What is needed –
Set each record down exactly, excluding all images.

Information provided –
——————

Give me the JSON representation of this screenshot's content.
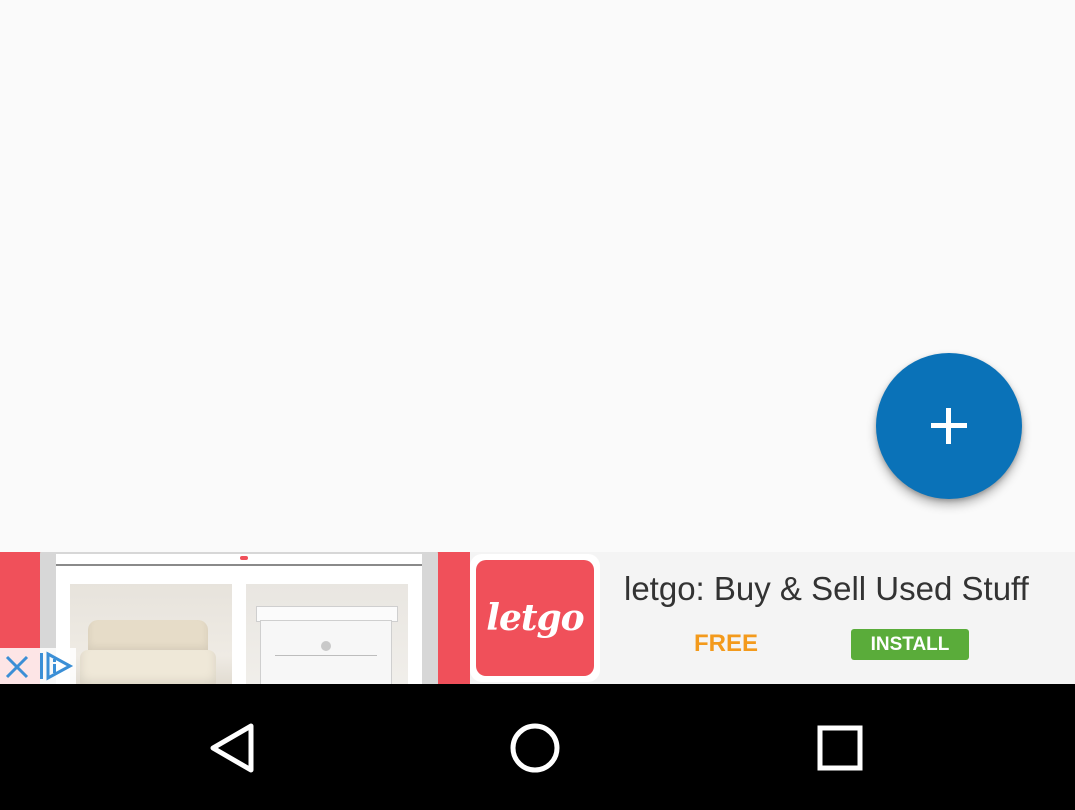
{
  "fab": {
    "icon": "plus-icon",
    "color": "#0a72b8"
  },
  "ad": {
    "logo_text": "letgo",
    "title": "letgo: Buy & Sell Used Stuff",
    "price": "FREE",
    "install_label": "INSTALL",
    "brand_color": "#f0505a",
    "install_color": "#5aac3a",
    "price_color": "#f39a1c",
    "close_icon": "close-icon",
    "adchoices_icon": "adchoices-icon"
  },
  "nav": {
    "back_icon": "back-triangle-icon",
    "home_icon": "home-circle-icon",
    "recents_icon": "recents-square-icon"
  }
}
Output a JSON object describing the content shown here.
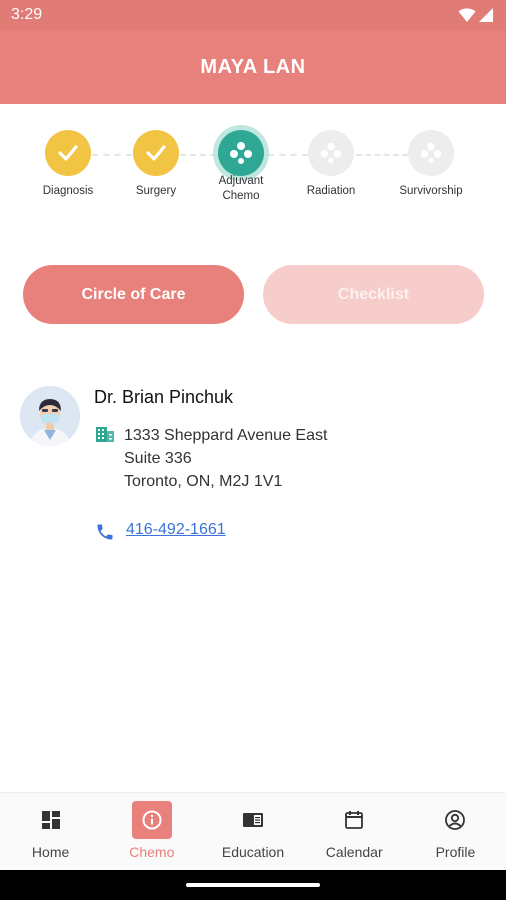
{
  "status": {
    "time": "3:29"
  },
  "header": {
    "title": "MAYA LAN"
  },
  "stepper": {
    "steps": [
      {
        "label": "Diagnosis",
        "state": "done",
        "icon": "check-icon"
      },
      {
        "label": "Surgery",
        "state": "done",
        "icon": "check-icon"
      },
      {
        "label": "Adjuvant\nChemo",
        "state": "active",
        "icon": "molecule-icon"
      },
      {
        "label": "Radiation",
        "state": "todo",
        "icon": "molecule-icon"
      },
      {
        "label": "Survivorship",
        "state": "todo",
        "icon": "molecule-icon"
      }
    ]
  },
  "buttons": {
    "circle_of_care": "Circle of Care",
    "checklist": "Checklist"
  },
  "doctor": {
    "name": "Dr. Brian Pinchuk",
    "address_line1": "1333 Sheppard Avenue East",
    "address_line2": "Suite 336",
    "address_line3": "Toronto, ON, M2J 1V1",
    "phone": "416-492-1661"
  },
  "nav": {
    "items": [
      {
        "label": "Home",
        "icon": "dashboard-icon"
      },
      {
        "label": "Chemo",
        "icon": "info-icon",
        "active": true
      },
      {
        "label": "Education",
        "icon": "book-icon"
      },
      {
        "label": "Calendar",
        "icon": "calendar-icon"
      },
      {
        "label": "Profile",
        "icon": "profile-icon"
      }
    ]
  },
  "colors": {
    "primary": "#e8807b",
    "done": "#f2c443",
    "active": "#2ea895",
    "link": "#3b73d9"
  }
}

——————

Answer in full –
Give me the JSON representation of this screenshot's content.
{
  "fab": {
    "icon": "plus-icon",
    "color": "#0a72b8"
  },
  "ad": {
    "logo_text": "letgo",
    "title": "letgo: Buy & Sell Used Stuff",
    "price": "FREE",
    "install_label": "INSTALL",
    "brand_color": "#f0505a",
    "install_color": "#5aac3a",
    "price_color": "#f39a1c",
    "close_icon": "close-icon",
    "adchoices_icon": "adchoices-icon"
  },
  "nav": {
    "back_icon": "back-triangle-icon",
    "home_icon": "home-circle-icon",
    "recents_icon": "recents-square-icon"
  }
}
Output a JSON object describing the content shown here.
{
  "status": {
    "time": "3:29"
  },
  "header": {
    "title": "MAYA LAN"
  },
  "stepper": {
    "steps": [
      {
        "label": "Diagnosis",
        "state": "done",
        "icon": "check-icon"
      },
      {
        "label": "Surgery",
        "state": "done",
        "icon": "check-icon"
      },
      {
        "label": "Adjuvant\nChemo",
        "state": "active",
        "icon": "molecule-icon"
      },
      {
        "label": "Radiation",
        "state": "todo",
        "icon": "molecule-icon"
      },
      {
        "label": "Survivorship",
        "state": "todo",
        "icon": "molecule-icon"
      }
    ]
  },
  "buttons": {
    "circle_of_care": "Circle of Care",
    "checklist": "Checklist"
  },
  "doctor": {
    "name": "Dr. Brian Pinchuk",
    "address_line1": "1333 Sheppard Avenue East",
    "address_line2": "Suite 336",
    "address_line3": "Toronto, ON, M2J 1V1",
    "phone": "416-492-1661"
  },
  "nav": {
    "items": [
      {
        "label": "Home",
        "icon": "dashboard-icon"
      },
      {
        "label": "Chemo",
        "icon": "info-icon",
        "active": true
      },
      {
        "label": "Education",
        "icon": "book-icon"
      },
      {
        "label": "Calendar",
        "icon": "calendar-icon"
      },
      {
        "label": "Profile",
        "icon": "profile-icon"
      }
    ]
  },
  "colors": {
    "primary": "#e8807b",
    "done": "#f2c443",
    "active": "#2ea895",
    "link": "#3b73d9"
  }
}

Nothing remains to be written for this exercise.